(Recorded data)

----

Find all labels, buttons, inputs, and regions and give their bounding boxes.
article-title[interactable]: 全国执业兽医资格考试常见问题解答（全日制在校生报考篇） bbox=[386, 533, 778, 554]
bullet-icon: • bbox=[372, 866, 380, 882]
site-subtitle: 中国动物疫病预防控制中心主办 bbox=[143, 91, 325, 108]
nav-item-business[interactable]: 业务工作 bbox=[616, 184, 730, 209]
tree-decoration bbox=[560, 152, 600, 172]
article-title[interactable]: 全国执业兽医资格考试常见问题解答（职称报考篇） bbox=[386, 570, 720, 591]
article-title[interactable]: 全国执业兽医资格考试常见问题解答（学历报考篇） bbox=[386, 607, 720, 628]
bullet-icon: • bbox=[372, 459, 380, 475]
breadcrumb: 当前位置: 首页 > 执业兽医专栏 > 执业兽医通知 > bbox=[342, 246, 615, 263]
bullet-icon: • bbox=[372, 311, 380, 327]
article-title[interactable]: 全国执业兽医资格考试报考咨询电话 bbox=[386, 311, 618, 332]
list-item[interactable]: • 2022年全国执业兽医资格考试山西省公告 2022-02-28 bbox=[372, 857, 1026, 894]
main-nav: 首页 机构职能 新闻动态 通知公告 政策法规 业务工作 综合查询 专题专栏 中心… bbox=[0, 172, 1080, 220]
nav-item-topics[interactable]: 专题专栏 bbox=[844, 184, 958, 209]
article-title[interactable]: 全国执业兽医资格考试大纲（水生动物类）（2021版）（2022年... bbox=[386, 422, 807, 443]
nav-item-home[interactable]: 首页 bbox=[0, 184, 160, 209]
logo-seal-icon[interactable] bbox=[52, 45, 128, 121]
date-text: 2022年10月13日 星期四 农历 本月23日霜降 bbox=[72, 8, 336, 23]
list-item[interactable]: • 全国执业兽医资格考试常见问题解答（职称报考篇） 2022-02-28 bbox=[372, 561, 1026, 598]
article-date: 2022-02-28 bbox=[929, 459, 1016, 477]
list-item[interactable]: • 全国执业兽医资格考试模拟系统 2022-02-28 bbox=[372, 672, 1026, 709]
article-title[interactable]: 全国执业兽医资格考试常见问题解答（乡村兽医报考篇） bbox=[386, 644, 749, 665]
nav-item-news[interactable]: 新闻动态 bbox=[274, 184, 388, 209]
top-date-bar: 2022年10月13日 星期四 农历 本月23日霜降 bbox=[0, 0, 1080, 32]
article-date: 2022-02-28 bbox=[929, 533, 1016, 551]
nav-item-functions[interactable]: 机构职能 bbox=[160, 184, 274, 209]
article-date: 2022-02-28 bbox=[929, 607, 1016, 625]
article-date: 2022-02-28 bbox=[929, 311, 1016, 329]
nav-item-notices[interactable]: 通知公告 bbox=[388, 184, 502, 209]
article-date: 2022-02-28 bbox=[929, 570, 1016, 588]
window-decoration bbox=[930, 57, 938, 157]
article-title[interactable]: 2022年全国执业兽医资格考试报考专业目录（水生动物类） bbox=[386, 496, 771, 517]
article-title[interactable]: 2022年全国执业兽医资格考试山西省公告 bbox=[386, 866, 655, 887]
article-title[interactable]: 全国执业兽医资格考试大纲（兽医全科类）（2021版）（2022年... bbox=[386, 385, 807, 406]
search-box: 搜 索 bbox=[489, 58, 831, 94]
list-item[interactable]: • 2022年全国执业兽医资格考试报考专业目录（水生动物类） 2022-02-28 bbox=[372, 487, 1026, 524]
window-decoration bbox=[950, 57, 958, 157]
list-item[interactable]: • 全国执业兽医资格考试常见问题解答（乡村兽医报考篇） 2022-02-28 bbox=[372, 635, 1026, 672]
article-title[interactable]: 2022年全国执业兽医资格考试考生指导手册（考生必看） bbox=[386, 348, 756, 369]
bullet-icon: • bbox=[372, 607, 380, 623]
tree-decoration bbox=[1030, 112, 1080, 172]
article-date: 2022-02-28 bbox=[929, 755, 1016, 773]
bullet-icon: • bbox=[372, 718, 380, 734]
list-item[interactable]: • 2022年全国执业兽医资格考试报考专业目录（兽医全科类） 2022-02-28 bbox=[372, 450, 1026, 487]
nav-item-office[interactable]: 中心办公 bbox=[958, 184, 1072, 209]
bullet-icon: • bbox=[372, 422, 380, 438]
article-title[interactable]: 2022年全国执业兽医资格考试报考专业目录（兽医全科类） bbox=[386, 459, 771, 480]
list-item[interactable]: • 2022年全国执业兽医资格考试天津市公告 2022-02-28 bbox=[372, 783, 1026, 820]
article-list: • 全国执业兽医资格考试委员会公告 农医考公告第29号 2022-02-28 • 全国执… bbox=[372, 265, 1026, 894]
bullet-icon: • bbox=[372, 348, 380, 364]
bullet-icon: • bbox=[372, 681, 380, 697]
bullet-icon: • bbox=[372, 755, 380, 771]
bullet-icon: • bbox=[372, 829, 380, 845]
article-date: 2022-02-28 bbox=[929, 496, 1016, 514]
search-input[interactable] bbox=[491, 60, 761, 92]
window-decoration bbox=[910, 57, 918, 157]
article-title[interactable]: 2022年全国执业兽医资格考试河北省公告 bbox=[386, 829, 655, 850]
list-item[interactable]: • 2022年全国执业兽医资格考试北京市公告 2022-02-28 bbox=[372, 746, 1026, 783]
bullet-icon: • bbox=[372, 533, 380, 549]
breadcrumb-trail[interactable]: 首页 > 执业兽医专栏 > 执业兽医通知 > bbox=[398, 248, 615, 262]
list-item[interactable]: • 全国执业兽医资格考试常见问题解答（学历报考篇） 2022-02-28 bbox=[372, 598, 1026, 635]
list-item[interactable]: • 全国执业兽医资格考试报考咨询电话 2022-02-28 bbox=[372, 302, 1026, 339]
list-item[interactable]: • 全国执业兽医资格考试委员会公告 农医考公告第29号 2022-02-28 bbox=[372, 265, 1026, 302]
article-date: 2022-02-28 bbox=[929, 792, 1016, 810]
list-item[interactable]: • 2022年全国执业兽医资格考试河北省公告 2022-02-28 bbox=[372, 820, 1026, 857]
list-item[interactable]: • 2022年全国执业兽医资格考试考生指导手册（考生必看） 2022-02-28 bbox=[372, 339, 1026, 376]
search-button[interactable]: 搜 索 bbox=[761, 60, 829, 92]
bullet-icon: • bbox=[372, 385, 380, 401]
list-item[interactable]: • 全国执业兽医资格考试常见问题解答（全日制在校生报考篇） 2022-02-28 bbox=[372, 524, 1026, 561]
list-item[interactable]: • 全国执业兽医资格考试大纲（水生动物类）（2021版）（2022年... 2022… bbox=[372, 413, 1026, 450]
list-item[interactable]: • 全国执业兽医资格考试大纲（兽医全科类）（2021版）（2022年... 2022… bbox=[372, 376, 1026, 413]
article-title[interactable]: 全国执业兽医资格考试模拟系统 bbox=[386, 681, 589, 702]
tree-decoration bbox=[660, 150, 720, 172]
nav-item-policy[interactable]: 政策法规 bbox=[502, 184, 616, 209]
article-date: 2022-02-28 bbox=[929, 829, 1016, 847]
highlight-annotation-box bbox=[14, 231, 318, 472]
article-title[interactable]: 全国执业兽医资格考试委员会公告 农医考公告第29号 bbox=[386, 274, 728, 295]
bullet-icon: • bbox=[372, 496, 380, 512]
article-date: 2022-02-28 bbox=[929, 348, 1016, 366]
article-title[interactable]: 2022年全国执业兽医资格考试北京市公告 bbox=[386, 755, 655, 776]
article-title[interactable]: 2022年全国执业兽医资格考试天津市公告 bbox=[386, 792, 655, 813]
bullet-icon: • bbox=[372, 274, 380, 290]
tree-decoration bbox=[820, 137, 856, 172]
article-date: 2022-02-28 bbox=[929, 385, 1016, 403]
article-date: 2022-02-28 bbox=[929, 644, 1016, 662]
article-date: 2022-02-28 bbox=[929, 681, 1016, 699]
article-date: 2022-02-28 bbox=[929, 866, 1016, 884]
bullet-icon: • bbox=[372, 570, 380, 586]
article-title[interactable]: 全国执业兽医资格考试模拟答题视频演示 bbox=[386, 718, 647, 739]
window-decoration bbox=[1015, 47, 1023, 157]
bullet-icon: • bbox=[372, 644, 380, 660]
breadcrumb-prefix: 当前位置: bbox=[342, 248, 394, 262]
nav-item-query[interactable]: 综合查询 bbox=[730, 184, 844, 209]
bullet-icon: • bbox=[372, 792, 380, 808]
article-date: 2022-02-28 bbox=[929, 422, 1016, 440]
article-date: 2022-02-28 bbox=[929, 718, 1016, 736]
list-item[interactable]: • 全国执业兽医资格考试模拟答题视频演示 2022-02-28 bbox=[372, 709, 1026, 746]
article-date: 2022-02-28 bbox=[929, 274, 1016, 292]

----

● Exercise brief: Identify each line of the listing above that contains the string "政策法规", and copy those lines.

● Task response:
main-nav: 首页 机构职能 新闻动态 通知公告 政策法规 业务工作 综合查询 专题专栏 中心… bbox=[0, 172, 1080, 220]
nav-item-policy[interactable]: 政策法规 bbox=[502, 184, 616, 209]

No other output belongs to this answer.